GIVEN INSTRUCTION:
The data below must be copied in full and without any change.

Dataset entries on figures:
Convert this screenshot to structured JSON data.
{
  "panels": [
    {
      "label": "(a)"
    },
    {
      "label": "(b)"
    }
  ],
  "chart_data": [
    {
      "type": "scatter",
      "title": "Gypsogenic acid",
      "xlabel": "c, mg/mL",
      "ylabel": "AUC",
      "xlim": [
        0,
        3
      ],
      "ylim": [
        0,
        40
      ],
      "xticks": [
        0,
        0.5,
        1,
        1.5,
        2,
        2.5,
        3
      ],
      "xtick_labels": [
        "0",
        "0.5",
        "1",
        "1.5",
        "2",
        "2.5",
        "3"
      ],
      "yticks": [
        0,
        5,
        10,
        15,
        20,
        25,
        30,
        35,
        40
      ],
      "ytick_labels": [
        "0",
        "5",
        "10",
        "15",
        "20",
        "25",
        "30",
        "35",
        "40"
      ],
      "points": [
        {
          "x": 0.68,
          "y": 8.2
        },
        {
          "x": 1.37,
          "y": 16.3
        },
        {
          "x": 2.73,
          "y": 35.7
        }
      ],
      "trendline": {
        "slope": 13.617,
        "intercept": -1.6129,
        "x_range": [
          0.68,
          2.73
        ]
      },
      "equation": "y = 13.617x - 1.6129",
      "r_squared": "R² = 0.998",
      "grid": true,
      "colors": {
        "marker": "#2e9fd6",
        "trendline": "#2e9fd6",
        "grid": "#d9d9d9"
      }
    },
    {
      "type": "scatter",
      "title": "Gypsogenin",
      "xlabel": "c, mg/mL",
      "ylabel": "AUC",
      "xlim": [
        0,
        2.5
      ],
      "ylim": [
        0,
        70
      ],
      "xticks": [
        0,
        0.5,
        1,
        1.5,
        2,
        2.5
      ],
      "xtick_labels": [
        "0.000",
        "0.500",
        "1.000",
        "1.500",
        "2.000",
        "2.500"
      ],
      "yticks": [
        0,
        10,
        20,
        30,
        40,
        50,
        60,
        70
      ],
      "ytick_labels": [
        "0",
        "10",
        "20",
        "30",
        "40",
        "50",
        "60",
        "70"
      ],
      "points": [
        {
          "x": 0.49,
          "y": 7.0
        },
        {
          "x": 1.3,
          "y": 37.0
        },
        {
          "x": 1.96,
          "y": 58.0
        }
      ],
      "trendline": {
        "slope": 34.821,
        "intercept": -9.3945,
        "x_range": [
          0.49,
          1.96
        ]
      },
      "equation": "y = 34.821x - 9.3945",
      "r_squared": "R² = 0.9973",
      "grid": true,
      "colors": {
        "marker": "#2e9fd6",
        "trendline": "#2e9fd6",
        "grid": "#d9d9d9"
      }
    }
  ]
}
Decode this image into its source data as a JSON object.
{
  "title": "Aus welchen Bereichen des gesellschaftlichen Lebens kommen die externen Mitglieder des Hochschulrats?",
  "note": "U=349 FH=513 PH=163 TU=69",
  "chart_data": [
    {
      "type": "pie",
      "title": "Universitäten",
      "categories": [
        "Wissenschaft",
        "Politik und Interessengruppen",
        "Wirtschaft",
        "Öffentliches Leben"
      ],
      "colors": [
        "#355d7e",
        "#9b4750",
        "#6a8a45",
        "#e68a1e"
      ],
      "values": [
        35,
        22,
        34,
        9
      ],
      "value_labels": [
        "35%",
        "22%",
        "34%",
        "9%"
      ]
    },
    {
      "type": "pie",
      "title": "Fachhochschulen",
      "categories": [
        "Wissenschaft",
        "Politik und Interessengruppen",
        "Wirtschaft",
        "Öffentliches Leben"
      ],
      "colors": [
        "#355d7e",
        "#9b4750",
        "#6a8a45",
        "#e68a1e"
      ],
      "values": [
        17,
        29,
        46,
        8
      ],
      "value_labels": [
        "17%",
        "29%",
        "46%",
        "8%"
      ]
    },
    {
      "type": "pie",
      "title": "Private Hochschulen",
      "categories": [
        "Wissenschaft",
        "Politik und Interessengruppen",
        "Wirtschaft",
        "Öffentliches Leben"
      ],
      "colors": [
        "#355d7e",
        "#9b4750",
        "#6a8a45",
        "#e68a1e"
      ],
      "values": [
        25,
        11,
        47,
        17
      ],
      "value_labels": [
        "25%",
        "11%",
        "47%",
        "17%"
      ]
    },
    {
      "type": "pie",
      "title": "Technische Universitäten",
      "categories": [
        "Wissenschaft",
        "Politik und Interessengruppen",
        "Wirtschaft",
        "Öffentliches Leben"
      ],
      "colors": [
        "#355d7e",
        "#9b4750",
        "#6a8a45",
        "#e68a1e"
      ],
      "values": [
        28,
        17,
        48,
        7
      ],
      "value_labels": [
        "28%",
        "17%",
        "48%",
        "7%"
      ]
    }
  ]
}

SOLUTION TO THIS EXERCISE:
Convert this screenshot to structured JSON data.
{
  "panels": [
    {
      "label": "(a)"
    },
    {
      "label": "(b)"
    }
  ],
  "chart_data": [
    {
      "type": "scatter",
      "title": "Gypsogenic acid",
      "xlabel": "c, mg/mL",
      "ylabel": "AUC",
      "xlim": [
        0,
        3
      ],
      "ylim": [
        0,
        40
      ],
      "xticks": [
        0,
        0.5,
        1,
        1.5,
        2,
        2.5,
        3
      ],
      "xtick_labels": [
        "0",
        "0.5",
        "1",
        "1.5",
        "2",
        "2.5",
        "3"
      ],
      "yticks": [
        0,
        5,
        10,
        15,
        20,
        25,
        30,
        35,
        40
      ],
      "ytick_labels": [
        "0",
        "5",
        "10",
        "15",
        "20",
        "25",
        "30",
        "35",
        "40"
      ],
      "points": [
        {
          "x": 0.68,
          "y": 8.2
        },
        {
          "x": 1.37,
          "y": 16.3
        },
        {
          "x": 2.73,
          "y": 35.7
        }
      ],
      "trendline": {
        "slope": 13.617,
        "intercept": -1.6129,
        "x_range": [
          0.68,
          2.73
        ]
      },
      "equation": "y = 13.617x - 1.6129",
      "r_squared": "R² = 0.998",
      "grid": true,
      "colors": {
        "marker": "#2e9fd6",
        "trendline": "#2e9fd6",
        "grid": "#d9d9d9"
      }
    },
    {
      "type": "scatter",
      "title": "Gypsogenin",
      "xlabel": "c, mg/mL",
      "ylabel": "AUC",
      "xlim": [
        0,
        2.5
      ],
      "ylim": [
        0,
        70
      ],
      "xticks": [
        0,
        0.5,
        1,
        1.5,
        2,
        2.5
      ],
      "xtick_labels": [
        "0.000",
        "0.500",
        "1.000",
        "1.500",
        "2.000",
        "2.500"
      ],
      "yticks": [
        0,
        10,
        20,
        30,
        40,
        50,
        60,
        70
      ],
      "ytick_labels": [
        "0",
        "10",
        "20",
        "30",
        "40",
        "50",
        "60",
        "70"
      ],
      "points": [
        {
          "x": 0.49,
          "y": 7.0
        },
        {
          "x": 1.3,
          "y": 37.0
        },
        {
          "x": 1.96,
          "y": 58.0
        }
      ],
      "trendline": {
        "slope": 34.821,
        "intercept": -9.3945,
        "x_range": [
          0.49,
          1.96
        ]
      },
      "equation": "y = 34.821x - 9.3945",
      "r_squared": "R² = 0.9973",
      "grid": true,
      "colors": {
        "marker": "#2e9fd6",
        "trendline": "#2e9fd6",
        "grid": "#d9d9d9"
      }
    }
  ]
}
Decode this image into its source data as a JSON object.
{
  "title": "Aus welchen Bereichen des gesellschaftlichen Lebens kommen die externen Mitglieder des Hochschulrats?",
  "note": "U=349 FH=513 PH=163 TU=69",
  "chart_data": [
    {
      "type": "pie",
      "title": "Universitäten",
      "categories": [
        "Wissenschaft",
        "Politik und Interessengruppen",
        "Wirtschaft",
        "Öffentliches Leben"
      ],
      "colors": [
        "#355d7e",
        "#9b4750",
        "#6a8a45",
        "#e68a1e"
      ],
      "values": [
        35,
        22,
        34,
        9
      ],
      "value_labels": [
        "35%",
        "22%",
        "34%",
        "9%"
      ]
    },
    {
      "type": "pie",
      "title": "Fachhochschulen",
      "categories": [
        "Wissenschaft",
        "Politik und Interessengruppen",
        "Wirtschaft",
        "Öffentliches Leben"
      ],
      "colors": [
        "#355d7e",
        "#9b4750",
        "#6a8a45",
        "#e68a1e"
      ],
      "values": [
        17,
        29,
        46,
        8
      ],
      "value_labels": [
        "17%",
        "29%",
        "46%",
        "8%"
      ]
    },
    {
      "type": "pie",
      "title": "Private Hochschulen",
      "categories": [
        "Wissenschaft",
        "Politik und Interessengruppen",
        "Wirtschaft",
        "Öffentliches Leben"
      ],
      "colors": [
        "#355d7e",
        "#9b4750",
        "#6a8a45",
        "#e68a1e"
      ],
      "values": [
        25,
        11,
        47,
        17
      ],
      "value_labels": [
        "25%",
        "11%",
        "47%",
        "17%"
      ]
    },
    {
      "type": "pie",
      "title": "Technische Universitäten",
      "categories": [
        "Wissenschaft",
        "Politik und Interessengruppen",
        "Wirtschaft",
        "Öffentliches Leben"
      ],
      "colors": [
        "#355d7e",
        "#9b4750",
        "#6a8a45",
        "#e68a1e"
      ],
      "values": [
        28,
        17,
        48,
        7
      ],
      "value_labels": [
        "28%",
        "17%",
        "48%",
        "7%"
      ]
    }
  ]
}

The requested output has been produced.